◆ JOB ◆
Would you extract the whole listing below and retype it exactly?

***

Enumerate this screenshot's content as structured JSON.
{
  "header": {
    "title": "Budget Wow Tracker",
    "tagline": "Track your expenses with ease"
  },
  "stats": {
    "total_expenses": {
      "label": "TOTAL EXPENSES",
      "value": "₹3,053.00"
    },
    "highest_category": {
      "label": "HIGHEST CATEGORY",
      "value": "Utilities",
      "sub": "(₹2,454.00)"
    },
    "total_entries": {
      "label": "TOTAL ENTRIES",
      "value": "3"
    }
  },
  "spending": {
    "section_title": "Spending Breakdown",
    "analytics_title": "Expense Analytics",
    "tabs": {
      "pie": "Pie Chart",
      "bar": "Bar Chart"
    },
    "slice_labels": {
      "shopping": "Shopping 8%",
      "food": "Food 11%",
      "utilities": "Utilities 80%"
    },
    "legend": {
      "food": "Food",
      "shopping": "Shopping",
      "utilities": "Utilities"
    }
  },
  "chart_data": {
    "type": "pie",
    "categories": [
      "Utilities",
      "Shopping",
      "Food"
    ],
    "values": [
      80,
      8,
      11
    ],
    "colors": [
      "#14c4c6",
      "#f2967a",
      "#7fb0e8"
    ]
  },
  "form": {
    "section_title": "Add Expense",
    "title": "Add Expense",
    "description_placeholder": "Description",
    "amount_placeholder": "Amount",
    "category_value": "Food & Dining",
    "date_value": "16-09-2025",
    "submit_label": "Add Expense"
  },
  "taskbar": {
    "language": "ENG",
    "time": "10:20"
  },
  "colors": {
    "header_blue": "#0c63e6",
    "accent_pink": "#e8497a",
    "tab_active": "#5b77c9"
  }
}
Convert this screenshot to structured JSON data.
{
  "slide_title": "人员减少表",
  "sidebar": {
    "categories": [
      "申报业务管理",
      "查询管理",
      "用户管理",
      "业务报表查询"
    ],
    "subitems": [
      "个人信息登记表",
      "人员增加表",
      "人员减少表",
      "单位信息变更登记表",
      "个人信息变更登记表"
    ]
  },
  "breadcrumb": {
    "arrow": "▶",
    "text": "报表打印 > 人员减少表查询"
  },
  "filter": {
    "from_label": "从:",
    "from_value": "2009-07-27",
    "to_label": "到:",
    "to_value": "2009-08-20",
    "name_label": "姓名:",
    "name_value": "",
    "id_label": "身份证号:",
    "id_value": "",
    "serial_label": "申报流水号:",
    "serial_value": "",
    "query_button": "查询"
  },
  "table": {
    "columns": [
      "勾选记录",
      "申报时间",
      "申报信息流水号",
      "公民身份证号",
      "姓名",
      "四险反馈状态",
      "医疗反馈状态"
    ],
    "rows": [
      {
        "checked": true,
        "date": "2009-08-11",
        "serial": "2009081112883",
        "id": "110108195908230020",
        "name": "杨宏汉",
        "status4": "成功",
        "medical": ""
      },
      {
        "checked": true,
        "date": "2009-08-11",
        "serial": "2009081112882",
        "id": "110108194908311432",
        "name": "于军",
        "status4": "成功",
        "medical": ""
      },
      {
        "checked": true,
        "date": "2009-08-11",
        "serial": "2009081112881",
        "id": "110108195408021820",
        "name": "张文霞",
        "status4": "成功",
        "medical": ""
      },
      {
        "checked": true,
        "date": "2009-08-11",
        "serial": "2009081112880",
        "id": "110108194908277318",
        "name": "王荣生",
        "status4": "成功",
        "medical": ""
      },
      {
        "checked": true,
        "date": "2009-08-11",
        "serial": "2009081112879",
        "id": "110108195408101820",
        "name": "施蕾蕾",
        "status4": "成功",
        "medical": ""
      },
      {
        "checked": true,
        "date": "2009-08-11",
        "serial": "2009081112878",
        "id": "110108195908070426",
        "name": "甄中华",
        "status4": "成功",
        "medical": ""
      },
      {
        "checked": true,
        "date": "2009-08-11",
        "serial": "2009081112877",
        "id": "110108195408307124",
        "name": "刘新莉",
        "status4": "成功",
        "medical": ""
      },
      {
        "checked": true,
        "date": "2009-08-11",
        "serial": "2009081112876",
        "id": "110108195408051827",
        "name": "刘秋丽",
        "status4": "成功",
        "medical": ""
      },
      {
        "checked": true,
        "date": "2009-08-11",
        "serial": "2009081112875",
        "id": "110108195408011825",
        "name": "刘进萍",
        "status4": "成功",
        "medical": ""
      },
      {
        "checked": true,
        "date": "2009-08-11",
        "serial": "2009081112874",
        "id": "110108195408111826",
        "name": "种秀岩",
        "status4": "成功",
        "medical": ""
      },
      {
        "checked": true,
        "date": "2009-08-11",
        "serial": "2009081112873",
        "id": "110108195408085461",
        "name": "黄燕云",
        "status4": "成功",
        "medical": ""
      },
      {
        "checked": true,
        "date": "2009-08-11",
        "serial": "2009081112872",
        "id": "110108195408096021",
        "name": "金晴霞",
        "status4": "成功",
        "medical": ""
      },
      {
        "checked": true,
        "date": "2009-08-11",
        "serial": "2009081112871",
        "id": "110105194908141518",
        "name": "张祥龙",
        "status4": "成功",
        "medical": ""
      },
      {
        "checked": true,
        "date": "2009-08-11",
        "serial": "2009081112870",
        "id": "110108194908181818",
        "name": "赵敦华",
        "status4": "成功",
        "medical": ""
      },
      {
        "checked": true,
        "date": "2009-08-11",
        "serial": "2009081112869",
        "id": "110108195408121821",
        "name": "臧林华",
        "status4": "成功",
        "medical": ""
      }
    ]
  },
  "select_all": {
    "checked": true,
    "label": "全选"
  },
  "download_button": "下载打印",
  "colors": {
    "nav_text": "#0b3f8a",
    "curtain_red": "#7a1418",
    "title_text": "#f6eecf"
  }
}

***

◆ SOLUTION TO THE EXERCISE ◆
Enumerate this screenshot's content as structured JSON.
{
  "header": {
    "title": "Budget Wow Tracker",
    "tagline": "Track your expenses with ease"
  },
  "stats": {
    "total_expenses": {
      "label": "TOTAL EXPENSES",
      "value": "₹3,053.00"
    },
    "highest_category": {
      "label": "HIGHEST CATEGORY",
      "value": "Utilities",
      "sub": "(₹2,454.00)"
    },
    "total_entries": {
      "label": "TOTAL ENTRIES",
      "value": "3"
    }
  },
  "spending": {
    "section_title": "Spending Breakdown",
    "analytics_title": "Expense Analytics",
    "tabs": {
      "pie": "Pie Chart",
      "bar": "Bar Chart"
    },
    "slice_labels": {
      "shopping": "Shopping 8%",
      "food": "Food 11%",
      "utilities": "Utilities 80%"
    },
    "legend": {
      "food": "Food",
      "shopping": "Shopping",
      "utilities": "Utilities"
    }
  },
  "chart_data": {
    "type": "pie",
    "categories": [
      "Utilities",
      "Shopping",
      "Food"
    ],
    "values": [
      80,
      8,
      11
    ],
    "colors": [
      "#14c4c6",
      "#f2967a",
      "#7fb0e8"
    ]
  },
  "form": {
    "section_title": "Add Expense",
    "title": "Add Expense",
    "description_placeholder": "Description",
    "amount_placeholder": "Amount",
    "category_value": "Food & Dining",
    "date_value": "16-09-2025",
    "submit_label": "Add Expense"
  },
  "taskbar": {
    "language": "ENG",
    "time": "10:20"
  },
  "colors": {
    "header_blue": "#0c63e6",
    "accent_pink": "#e8497a",
    "tab_active": "#5b77c9"
  }
}
Convert this screenshot to structured JSON data.
{
  "slide_title": "人员减少表",
  "sidebar": {
    "categories": [
      "申报业务管理",
      "查询管理",
      "用户管理",
      "业务报表查询"
    ],
    "subitems": [
      "个人信息登记表",
      "人员增加表",
      "人员减少表",
      "单位信息变更登记表",
      "个人信息变更登记表"
    ]
  },
  "breadcrumb": {
    "arrow": "▶",
    "text": "报表打印 > 人员减少表查询"
  },
  "filter": {
    "from_label": "从:",
    "from_value": "2009-07-27",
    "to_label": "到:",
    "to_value": "2009-08-20",
    "name_label": "姓名:",
    "name_value": "",
    "id_label": "身份证号:",
    "id_value": "",
    "serial_label": "申报流水号:",
    "serial_value": "",
    "query_button": "查询"
  },
  "table": {
    "columns": [
      "勾选记录",
      "申报时间",
      "申报信息流水号",
      "公民身份证号",
      "姓名",
      "四险反馈状态",
      "医疗反馈状态"
    ],
    "rows": [
      {
        "checked": true,
        "date": "2009-08-11",
        "serial": "2009081112883",
        "id": "110108195908230020",
        "name": "杨宏汉",
        "status4": "成功",
        "medical": ""
      },
      {
        "checked": true,
        "date": "2009-08-11",
        "serial": "2009081112882",
        "id": "110108194908311432",
        "name": "于军",
        "status4": "成功",
        "medical": ""
      },
      {
        "checked": true,
        "date": "2009-08-11",
        "serial": "2009081112881",
        "id": "110108195408021820",
        "name": "张文霞",
        "status4": "成功",
        "medical": ""
      },
      {
        "checked": true,
        "date": "2009-08-11",
        "serial": "2009081112880",
        "id": "110108194908277318",
        "name": "王荣生",
        "status4": "成功",
        "medical": ""
      },
      {
        "checked": true,
        "date": "2009-08-11",
        "serial": "2009081112879",
        "id": "110108195408101820",
        "name": "施蕾蕾",
        "status4": "成功",
        "medical": ""
      },
      {
        "checked": true,
        "date": "2009-08-11",
        "serial": "2009081112878",
        "id": "110108195908070426",
        "name": "甄中华",
        "status4": "成功",
        "medical": ""
      },
      {
        "checked": true,
        "date": "2009-08-11",
        "serial": "2009081112877",
        "id": "110108195408307124",
        "name": "刘新莉",
        "status4": "成功",
        "medical": ""
      },
      {
        "checked": true,
        "date": "2009-08-11",
        "serial": "2009081112876",
        "id": "110108195408051827",
        "name": "刘秋丽",
        "status4": "成功",
        "medical": ""
      },
      {
        "checked": true,
        "date": "2009-08-11",
        "serial": "2009081112875",
        "id": "110108195408011825",
        "name": "刘进萍",
        "status4": "成功",
        "medical": ""
      },
      {
        "checked": true,
        "date": "2009-08-11",
        "serial": "2009081112874",
        "id": "110108195408111826",
        "name": "种秀岩",
        "status4": "成功",
        "medical": ""
      },
      {
        "checked": true,
        "date": "2009-08-11",
        "serial": "2009081112873",
        "id": "110108195408085461",
        "name": "黄燕云",
        "status4": "成功",
        "medical": ""
      },
      {
        "checked": true,
        "date": "2009-08-11",
        "serial": "2009081112872",
        "id": "110108195408096021",
        "name": "金晴霞",
        "status4": "成功",
        "medical": ""
      },
      {
        "checked": true,
        "date": "2009-08-11",
        "serial": "2009081112871",
        "id": "110105194908141518",
        "name": "张祥龙",
        "status4": "成功",
        "medical": ""
      },
      {
        "checked": true,
        "date": "2009-08-11",
        "serial": "2009081112870",
        "id": "110108194908181818",
        "name": "赵敦华",
        "status4": "成功",
        "medical": ""
      },
      {
        "checked": true,
        "date": "2009-08-11",
        "serial": "2009081112869",
        "id": "110108195408121821",
        "name": "臧林华",
        "status4": "成功",
        "medical": ""
      }
    ]
  },
  "select_all": {
    "checked": true,
    "label": "全选"
  },
  "download_button": "下载打印",
  "colors": {
    "nav_text": "#0b3f8a",
    "curtain_red": "#7a1418",
    "title_text": "#f6eecf"
  }
}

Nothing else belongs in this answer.